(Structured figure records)
_ _ _ _

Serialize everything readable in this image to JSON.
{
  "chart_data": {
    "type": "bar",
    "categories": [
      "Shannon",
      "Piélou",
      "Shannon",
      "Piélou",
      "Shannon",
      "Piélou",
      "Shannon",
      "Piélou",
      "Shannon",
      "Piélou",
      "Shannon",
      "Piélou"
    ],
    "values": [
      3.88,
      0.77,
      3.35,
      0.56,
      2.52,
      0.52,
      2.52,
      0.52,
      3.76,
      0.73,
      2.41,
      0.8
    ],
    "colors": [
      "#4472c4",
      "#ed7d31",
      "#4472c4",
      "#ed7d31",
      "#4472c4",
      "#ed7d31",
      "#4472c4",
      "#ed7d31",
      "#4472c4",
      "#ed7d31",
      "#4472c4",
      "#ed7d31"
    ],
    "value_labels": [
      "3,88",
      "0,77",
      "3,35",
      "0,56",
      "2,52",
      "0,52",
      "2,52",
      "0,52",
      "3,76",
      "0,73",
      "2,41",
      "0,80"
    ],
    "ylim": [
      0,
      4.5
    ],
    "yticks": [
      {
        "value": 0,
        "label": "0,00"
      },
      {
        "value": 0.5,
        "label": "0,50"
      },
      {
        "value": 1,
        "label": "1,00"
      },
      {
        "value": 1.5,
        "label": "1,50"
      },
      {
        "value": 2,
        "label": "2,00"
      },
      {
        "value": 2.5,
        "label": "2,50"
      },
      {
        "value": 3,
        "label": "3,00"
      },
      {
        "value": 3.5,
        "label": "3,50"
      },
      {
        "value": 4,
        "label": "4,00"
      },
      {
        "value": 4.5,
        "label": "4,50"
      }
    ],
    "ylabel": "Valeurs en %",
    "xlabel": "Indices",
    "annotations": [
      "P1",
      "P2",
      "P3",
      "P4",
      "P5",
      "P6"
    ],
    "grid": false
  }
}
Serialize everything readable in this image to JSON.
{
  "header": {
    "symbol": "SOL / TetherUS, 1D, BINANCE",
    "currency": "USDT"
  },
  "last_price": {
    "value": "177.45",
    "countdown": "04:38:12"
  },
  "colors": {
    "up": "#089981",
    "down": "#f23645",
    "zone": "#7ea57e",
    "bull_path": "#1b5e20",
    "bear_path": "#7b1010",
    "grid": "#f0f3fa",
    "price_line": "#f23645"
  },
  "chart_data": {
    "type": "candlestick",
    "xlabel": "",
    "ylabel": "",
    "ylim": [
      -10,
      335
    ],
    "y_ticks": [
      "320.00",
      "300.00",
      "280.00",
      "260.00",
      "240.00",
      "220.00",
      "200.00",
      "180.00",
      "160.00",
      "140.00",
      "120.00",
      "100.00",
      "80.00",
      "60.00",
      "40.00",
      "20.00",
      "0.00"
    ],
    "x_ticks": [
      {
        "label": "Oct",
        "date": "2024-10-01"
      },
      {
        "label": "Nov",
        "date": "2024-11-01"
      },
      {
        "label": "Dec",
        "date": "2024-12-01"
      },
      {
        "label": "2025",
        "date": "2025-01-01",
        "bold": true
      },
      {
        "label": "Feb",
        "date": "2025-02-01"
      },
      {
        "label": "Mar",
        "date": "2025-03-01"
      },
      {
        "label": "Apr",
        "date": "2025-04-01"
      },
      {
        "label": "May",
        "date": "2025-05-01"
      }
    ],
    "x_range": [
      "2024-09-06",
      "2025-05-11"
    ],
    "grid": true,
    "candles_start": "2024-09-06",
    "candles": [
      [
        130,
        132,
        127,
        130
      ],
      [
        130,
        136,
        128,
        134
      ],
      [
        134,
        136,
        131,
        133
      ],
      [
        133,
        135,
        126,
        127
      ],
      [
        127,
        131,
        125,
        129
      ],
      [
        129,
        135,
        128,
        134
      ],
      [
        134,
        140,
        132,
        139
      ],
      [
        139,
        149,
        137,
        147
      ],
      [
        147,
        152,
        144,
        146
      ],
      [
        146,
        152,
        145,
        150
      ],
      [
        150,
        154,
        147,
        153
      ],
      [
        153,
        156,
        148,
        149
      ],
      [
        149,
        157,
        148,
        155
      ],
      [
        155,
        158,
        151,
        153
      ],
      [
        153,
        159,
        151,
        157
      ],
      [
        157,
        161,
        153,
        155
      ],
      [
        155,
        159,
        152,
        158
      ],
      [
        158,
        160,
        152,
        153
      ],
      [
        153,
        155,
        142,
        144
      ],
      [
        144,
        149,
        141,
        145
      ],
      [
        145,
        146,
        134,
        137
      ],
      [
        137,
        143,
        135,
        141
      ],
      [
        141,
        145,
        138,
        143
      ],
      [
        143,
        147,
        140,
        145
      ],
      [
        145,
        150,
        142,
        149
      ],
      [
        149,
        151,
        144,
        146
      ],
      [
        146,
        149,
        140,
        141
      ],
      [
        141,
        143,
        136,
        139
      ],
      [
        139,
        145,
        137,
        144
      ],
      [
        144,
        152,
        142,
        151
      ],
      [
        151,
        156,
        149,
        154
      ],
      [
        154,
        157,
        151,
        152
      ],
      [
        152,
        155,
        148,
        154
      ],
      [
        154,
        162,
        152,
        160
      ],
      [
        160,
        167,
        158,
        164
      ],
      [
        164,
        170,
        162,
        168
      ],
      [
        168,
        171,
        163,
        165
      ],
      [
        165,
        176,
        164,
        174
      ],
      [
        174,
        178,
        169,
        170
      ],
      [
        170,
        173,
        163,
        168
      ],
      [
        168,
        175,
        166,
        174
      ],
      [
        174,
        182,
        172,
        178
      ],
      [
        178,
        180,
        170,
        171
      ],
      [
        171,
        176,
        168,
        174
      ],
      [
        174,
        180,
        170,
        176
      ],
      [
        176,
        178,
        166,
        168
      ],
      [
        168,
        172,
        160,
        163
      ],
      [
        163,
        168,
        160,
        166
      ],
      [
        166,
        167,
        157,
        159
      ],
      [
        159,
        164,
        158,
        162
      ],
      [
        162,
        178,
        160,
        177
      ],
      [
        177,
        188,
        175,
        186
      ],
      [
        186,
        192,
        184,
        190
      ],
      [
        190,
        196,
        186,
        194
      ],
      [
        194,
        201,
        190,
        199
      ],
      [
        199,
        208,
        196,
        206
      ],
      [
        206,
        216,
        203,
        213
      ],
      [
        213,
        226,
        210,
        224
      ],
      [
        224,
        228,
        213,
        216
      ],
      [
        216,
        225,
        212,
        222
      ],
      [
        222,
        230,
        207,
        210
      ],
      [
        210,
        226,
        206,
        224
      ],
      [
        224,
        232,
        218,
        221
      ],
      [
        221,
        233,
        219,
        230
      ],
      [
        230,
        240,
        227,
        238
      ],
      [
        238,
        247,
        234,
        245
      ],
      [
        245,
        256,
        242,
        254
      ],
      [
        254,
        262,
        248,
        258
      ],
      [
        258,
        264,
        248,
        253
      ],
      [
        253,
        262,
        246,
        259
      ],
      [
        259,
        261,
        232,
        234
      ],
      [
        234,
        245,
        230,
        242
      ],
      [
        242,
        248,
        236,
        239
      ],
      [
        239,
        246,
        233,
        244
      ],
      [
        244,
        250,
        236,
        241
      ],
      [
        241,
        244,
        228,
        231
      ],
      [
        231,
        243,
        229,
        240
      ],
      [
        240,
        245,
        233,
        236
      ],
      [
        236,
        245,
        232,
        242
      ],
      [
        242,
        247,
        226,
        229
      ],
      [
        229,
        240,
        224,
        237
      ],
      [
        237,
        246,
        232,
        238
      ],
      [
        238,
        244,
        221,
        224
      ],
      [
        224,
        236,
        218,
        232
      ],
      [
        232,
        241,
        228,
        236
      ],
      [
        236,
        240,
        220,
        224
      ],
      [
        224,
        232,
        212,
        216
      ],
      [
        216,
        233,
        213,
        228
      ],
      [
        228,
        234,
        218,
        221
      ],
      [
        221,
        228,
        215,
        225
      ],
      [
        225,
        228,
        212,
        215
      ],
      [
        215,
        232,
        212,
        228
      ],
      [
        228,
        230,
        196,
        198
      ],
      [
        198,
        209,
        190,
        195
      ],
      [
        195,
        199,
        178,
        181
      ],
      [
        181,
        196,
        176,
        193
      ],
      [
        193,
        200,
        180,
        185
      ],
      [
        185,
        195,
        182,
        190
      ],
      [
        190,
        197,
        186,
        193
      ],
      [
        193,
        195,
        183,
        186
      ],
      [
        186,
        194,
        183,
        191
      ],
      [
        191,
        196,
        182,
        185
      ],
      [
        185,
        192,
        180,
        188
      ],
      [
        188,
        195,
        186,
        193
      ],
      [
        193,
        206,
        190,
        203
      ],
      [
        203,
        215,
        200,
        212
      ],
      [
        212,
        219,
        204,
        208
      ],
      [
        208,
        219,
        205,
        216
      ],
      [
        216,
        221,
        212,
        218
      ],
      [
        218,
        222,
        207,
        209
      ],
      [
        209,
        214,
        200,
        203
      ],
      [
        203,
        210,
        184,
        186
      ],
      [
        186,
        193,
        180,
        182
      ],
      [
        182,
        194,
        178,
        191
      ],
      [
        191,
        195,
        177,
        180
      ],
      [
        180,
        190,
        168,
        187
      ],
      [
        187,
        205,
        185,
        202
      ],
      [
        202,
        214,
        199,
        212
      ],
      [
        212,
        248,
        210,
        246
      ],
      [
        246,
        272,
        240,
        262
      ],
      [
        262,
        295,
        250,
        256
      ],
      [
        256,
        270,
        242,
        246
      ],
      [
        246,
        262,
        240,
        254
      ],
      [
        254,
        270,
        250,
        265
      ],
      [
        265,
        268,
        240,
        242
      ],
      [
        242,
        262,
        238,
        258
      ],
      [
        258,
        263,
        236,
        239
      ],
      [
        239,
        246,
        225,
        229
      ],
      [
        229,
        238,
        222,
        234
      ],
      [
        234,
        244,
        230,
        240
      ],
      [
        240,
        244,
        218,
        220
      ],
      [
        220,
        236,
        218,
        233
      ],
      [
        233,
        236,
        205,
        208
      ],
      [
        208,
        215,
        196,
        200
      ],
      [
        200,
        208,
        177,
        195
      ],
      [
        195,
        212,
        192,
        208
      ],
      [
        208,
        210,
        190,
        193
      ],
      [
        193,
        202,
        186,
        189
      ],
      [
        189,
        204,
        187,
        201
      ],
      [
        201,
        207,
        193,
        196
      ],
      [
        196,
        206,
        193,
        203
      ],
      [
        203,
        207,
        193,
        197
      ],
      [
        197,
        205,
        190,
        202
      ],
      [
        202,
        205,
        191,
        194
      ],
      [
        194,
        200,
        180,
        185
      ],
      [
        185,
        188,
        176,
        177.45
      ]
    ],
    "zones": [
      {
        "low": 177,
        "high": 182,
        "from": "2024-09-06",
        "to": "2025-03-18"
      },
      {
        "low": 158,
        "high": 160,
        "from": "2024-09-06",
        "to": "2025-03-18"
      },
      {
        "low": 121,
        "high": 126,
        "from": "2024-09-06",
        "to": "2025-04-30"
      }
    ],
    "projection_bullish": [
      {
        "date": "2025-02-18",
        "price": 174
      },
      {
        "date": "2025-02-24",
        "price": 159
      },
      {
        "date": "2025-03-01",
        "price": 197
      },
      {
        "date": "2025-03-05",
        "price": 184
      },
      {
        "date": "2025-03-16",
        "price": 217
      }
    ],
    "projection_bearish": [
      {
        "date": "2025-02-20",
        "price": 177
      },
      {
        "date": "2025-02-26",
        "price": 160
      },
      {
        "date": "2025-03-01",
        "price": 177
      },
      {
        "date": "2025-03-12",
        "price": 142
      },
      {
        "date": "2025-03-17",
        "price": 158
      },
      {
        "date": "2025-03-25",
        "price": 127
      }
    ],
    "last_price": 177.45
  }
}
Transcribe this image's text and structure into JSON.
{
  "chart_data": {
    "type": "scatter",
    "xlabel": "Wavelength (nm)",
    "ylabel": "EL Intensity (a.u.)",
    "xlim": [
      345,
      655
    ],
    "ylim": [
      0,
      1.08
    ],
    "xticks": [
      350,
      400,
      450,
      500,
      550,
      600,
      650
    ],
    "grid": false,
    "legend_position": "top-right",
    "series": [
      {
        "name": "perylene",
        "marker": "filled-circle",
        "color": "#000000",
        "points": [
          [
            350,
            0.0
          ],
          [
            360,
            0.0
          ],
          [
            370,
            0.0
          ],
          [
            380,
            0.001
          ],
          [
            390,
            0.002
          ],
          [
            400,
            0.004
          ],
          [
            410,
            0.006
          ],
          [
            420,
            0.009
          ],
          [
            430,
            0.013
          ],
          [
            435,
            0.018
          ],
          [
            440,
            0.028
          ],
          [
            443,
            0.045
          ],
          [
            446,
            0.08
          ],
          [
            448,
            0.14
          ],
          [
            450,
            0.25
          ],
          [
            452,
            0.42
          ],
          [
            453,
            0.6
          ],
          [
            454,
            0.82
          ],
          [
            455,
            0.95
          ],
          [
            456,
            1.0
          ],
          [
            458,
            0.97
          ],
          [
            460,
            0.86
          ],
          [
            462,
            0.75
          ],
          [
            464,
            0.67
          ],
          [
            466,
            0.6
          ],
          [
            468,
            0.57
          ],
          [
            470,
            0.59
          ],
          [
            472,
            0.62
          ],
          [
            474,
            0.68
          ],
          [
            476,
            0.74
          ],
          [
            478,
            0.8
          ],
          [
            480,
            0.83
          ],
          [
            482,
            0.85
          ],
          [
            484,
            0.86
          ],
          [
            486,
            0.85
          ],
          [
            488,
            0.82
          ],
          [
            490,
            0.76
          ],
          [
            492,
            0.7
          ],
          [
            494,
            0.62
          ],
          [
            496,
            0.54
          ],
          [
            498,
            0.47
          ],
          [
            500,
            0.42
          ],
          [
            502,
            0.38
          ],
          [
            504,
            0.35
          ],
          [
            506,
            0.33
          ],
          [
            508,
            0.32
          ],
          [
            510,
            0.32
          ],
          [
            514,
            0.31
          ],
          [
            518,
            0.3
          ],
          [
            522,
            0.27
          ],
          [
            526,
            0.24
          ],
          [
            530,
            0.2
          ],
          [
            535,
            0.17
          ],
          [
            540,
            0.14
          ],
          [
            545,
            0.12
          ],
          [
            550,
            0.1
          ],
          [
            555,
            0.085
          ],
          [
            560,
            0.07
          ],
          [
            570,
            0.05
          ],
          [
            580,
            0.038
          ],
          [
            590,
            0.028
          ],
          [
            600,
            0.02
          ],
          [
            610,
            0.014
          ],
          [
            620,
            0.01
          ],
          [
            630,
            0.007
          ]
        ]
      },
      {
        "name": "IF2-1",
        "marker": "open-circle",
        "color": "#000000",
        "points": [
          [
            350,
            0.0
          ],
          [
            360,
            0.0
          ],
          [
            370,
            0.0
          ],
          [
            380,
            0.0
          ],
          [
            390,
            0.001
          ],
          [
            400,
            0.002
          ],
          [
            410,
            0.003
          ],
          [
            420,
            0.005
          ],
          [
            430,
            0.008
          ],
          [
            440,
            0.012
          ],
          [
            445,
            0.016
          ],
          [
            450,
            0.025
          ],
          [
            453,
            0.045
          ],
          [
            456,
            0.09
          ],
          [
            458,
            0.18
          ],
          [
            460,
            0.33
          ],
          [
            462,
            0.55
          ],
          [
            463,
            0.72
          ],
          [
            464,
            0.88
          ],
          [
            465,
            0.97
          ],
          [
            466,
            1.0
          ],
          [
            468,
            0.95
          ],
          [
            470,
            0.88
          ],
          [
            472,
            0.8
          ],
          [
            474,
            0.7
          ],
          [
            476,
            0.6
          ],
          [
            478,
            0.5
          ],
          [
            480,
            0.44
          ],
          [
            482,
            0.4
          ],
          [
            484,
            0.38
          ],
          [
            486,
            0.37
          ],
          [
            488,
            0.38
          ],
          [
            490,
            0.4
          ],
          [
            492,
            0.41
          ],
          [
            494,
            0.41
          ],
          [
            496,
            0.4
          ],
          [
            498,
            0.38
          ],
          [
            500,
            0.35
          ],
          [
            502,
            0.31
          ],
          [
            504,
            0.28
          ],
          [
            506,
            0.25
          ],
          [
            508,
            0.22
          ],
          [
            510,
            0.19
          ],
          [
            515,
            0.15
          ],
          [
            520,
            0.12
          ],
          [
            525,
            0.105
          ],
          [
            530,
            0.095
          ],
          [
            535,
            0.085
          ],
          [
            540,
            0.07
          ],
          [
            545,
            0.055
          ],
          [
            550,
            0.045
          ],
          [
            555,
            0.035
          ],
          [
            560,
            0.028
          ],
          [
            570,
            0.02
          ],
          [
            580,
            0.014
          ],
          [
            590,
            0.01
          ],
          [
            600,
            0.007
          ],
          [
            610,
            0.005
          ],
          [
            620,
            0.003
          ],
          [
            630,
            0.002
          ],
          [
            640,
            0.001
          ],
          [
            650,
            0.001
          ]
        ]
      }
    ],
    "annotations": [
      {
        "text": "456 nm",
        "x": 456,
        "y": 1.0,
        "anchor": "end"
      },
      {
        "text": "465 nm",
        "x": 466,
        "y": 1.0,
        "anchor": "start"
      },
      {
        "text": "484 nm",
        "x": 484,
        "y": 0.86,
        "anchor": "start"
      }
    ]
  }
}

_ _ _ _

Task brief
Gather and return every line that holds the string "circle".

Solved problem
        "marker": "filled-circle",
        "marker": "open-circle",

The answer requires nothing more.